Dataset rows:
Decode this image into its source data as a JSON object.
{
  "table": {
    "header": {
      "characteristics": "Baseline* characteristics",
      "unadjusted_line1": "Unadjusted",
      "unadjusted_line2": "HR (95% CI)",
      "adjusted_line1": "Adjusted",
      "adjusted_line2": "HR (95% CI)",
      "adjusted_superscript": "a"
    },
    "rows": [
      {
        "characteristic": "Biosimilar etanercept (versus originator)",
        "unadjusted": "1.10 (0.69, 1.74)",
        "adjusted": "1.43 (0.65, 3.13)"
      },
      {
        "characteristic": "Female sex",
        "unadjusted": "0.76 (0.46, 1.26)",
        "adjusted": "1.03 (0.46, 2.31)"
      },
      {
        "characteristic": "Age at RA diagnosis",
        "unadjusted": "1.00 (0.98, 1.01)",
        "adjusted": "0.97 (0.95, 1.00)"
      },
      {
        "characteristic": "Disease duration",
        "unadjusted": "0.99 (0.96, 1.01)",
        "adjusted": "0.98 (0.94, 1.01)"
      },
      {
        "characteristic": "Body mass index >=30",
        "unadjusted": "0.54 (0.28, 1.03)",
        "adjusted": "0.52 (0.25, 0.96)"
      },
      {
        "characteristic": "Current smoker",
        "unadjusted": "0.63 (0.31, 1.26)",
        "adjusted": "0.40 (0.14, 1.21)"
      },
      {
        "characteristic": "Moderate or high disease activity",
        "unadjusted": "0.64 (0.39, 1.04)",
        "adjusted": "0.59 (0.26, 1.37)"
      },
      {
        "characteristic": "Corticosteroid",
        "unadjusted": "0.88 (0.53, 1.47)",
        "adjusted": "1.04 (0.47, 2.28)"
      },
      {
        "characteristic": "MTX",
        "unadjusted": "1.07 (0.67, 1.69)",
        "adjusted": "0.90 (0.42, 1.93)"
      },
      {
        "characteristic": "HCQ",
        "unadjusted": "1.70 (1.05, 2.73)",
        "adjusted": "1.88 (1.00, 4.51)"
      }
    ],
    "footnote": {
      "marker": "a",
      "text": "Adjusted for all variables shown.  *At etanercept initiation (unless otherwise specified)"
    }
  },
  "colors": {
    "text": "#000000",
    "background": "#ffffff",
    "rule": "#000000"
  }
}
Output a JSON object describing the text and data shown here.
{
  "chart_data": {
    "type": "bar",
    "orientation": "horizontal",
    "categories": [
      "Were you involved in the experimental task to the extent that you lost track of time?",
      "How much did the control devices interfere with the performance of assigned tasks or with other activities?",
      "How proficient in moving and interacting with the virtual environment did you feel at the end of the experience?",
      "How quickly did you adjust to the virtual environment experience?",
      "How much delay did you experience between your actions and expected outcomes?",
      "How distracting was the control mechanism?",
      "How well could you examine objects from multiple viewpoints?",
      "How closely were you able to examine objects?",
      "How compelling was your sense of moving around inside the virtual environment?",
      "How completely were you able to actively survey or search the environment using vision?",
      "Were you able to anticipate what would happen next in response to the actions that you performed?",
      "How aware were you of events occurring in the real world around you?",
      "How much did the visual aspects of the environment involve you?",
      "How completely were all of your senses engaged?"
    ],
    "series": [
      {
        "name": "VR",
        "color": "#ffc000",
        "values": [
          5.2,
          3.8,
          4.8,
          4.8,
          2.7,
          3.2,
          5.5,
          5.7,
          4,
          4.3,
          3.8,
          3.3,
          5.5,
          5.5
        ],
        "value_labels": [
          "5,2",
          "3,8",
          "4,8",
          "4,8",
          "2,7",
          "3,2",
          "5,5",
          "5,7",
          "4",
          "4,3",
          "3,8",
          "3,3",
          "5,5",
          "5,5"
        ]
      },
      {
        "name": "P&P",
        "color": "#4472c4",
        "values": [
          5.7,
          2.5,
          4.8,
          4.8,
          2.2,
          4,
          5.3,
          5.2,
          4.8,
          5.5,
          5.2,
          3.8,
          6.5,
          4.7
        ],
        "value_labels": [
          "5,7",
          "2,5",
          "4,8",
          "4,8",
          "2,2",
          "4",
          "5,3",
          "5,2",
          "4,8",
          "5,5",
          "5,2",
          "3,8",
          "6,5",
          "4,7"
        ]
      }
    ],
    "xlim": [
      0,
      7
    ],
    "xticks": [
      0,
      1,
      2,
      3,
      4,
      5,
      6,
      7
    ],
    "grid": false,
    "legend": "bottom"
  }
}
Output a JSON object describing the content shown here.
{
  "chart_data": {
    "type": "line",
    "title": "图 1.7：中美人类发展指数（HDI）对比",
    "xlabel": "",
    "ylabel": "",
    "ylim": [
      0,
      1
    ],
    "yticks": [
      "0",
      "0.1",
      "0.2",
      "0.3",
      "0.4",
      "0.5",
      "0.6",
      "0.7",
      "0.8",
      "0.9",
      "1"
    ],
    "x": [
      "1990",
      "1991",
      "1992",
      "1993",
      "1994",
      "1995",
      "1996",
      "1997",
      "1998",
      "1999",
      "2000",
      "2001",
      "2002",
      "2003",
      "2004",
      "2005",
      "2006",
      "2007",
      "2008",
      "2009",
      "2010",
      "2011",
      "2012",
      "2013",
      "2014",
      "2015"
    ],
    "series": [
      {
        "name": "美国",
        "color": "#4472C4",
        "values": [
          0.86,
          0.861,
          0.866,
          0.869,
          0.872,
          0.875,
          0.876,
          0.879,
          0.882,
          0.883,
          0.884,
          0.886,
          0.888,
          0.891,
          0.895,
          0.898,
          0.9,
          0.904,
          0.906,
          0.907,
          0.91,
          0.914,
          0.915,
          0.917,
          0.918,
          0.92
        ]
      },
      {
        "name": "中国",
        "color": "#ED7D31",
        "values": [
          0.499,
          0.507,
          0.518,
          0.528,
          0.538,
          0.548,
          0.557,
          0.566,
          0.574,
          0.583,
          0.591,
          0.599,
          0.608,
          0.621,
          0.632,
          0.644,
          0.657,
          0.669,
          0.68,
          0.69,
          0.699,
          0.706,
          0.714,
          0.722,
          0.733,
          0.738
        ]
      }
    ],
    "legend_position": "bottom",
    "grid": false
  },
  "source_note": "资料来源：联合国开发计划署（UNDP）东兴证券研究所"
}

_What to work on_
Write the data from above out again, exactly.

_Complete output_
Decode this image into its source data as a JSON object.
{
  "table": {
    "header": {
      "characteristics": "Baseline* characteristics",
      "unadjusted_line1": "Unadjusted",
      "unadjusted_line2": "HR (95% CI)",
      "adjusted_line1": "Adjusted",
      "adjusted_line2": "HR (95% CI)",
      "adjusted_superscript": "a"
    },
    "rows": [
      {
        "characteristic": "Biosimilar etanercept (versus originator)",
        "unadjusted": "1.10 (0.69, 1.74)",
        "adjusted": "1.43 (0.65, 3.13)"
      },
      {
        "characteristic": "Female sex",
        "unadjusted": "0.76 (0.46, 1.26)",
        "adjusted": "1.03 (0.46, 2.31)"
      },
      {
        "characteristic": "Age at RA diagnosis",
        "unadjusted": "1.00 (0.98, 1.01)",
        "adjusted": "0.97 (0.95, 1.00)"
      },
      {
        "characteristic": "Disease duration",
        "unadjusted": "0.99 (0.96, 1.01)",
        "adjusted": "0.98 (0.94, 1.01)"
      },
      {
        "characteristic": "Body mass index >=30",
        "unadjusted": "0.54 (0.28, 1.03)",
        "adjusted": "0.52 (0.25, 0.96)"
      },
      {
        "characteristic": "Current smoker",
        "unadjusted": "0.63 (0.31, 1.26)",
        "adjusted": "0.40 (0.14, 1.21)"
      },
      {
        "characteristic": "Moderate or high disease activity",
        "unadjusted": "0.64 (0.39, 1.04)",
        "adjusted": "0.59 (0.26, 1.37)"
      },
      {
        "characteristic": "Corticosteroid",
        "unadjusted": "0.88 (0.53, 1.47)",
        "adjusted": "1.04 (0.47, 2.28)"
      },
      {
        "characteristic": "MTX",
        "unadjusted": "1.07 (0.67, 1.69)",
        "adjusted": "0.90 (0.42, 1.93)"
      },
      {
        "characteristic": "HCQ",
        "unadjusted": "1.70 (1.05, 2.73)",
        "adjusted": "1.88 (1.00, 4.51)"
      }
    ],
    "footnote": {
      "marker": "a",
      "text": "Adjusted for all variables shown.  *At etanercept initiation (unless otherwise specified)"
    }
  },
  "colors": {
    "text": "#000000",
    "background": "#ffffff",
    "rule": "#000000"
  }
}
Output a JSON object describing the text and data shown here.
{
  "chart_data": {
    "type": "bar",
    "orientation": "horizontal",
    "categories": [
      "Were you involved in the experimental task to the extent that you lost track of time?",
      "How much did the control devices interfere with the performance of assigned tasks or with other activities?",
      "How proficient in moving and interacting with the virtual environment did you feel at the end of the experience?",
      "How quickly did you adjust to the virtual environment experience?",
      "How much delay did you experience between your actions and expected outcomes?",
      "How distracting was the control mechanism?",
      "How well could you examine objects from multiple viewpoints?",
      "How closely were you able to examine objects?",
      "How compelling was your sense of moving around inside the virtual environment?",
      "How completely were you able to actively survey or search the environment using vision?",
      "Were you able to anticipate what would happen next in response to the actions that you performed?",
      "How aware were you of events occurring in the real world around you?",
      "How much did the visual aspects of the environment involve you?",
      "How completely were all of your senses engaged?"
    ],
    "series": [
      {
        "name": "VR",
        "color": "#ffc000",
        "values": [
          5.2,
          3.8,
          4.8,
          4.8,
          2.7,
          3.2,
          5.5,
          5.7,
          4,
          4.3,
          3.8,
          3.3,
          5.5,
          5.5
        ],
        "value_labels": [
          "5,2",
          "3,8",
          "4,8",
          "4,8",
          "2,7",
          "3,2",
          "5,5",
          "5,7",
          "4",
          "4,3",
          "3,8",
          "3,3",
          "5,5",
          "5,5"
        ]
      },
      {
        "name": "P&P",
        "color": "#4472c4",
        "values": [
          5.7,
          2.5,
          4.8,
          4.8,
          2.2,
          4,
          5.3,
          5.2,
          4.8,
          5.5,
          5.2,
          3.8,
          6.5,
          4.7
        ],
        "value_labels": [
          "5,7",
          "2,5",
          "4,8",
          "4,8",
          "2,2",
          "4",
          "5,3",
          "5,2",
          "4,8",
          "5,5",
          "5,2",
          "3,8",
          "6,5",
          "4,7"
        ]
      }
    ],
    "xlim": [
      0,
      7
    ],
    "xticks": [
      0,
      1,
      2,
      3,
      4,
      5,
      6,
      7
    ],
    "grid": false,
    "legend": "bottom"
  }
}
Output a JSON object describing the content shown here.
{
  "chart_data": {
    "type": "line",
    "title": "图 1.7：中美人类发展指数（HDI）对比",
    "xlabel": "",
    "ylabel": "",
    "ylim": [
      0,
      1
    ],
    "yticks": [
      "0",
      "0.1",
      "0.2",
      "0.3",
      "0.4",
      "0.5",
      "0.6",
      "0.7",
      "0.8",
      "0.9",
      "1"
    ],
    "x": [
      "1990",
      "1991",
      "1992",
      "1993",
      "1994",
      "1995",
      "1996",
      "1997",
      "1998",
      "1999",
      "2000",
      "2001",
      "2002",
      "2003",
      "2004",
      "2005",
      "2006",
      "2007",
      "2008",
      "2009",
      "2010",
      "2011",
      "2012",
      "2013",
      "2014",
      "2015"
    ],
    "series": [
      {
        "name": "美国",
        "color": "#4472C4",
        "values": [
          0.86,
          0.861,
          0.866,
          0.869,
          0.872,
          0.875,
          0.876,
          0.879,
          0.882,
          0.883,
          0.884,
          0.886,
          0.888,
          0.891,
          0.895,
          0.898,
          0.9,
          0.904,
          0.906,
          0.907,
          0.91,
          0.914,
          0.915,
          0.917,
          0.918,
          0.92
        ]
      },
      {
        "name": "中国",
        "color": "#ED7D31",
        "values": [
          0.499,
          0.507,
          0.518,
          0.528,
          0.538,
          0.548,
          0.557,
          0.566,
          0.574,
          0.583,
          0.591,
          0.599,
          0.608,
          0.621,
          0.632,
          0.644,
          0.657,
          0.669,
          0.68,
          0.69,
          0.699,
          0.706,
          0.714,
          0.722,
          0.733,
          0.738
        ]
      }
    ],
    "legend_position": "bottom",
    "grid": false
  },
  "source_note": "资料来源：联合国开发计划署（UNDP）东兴证券研究所"
}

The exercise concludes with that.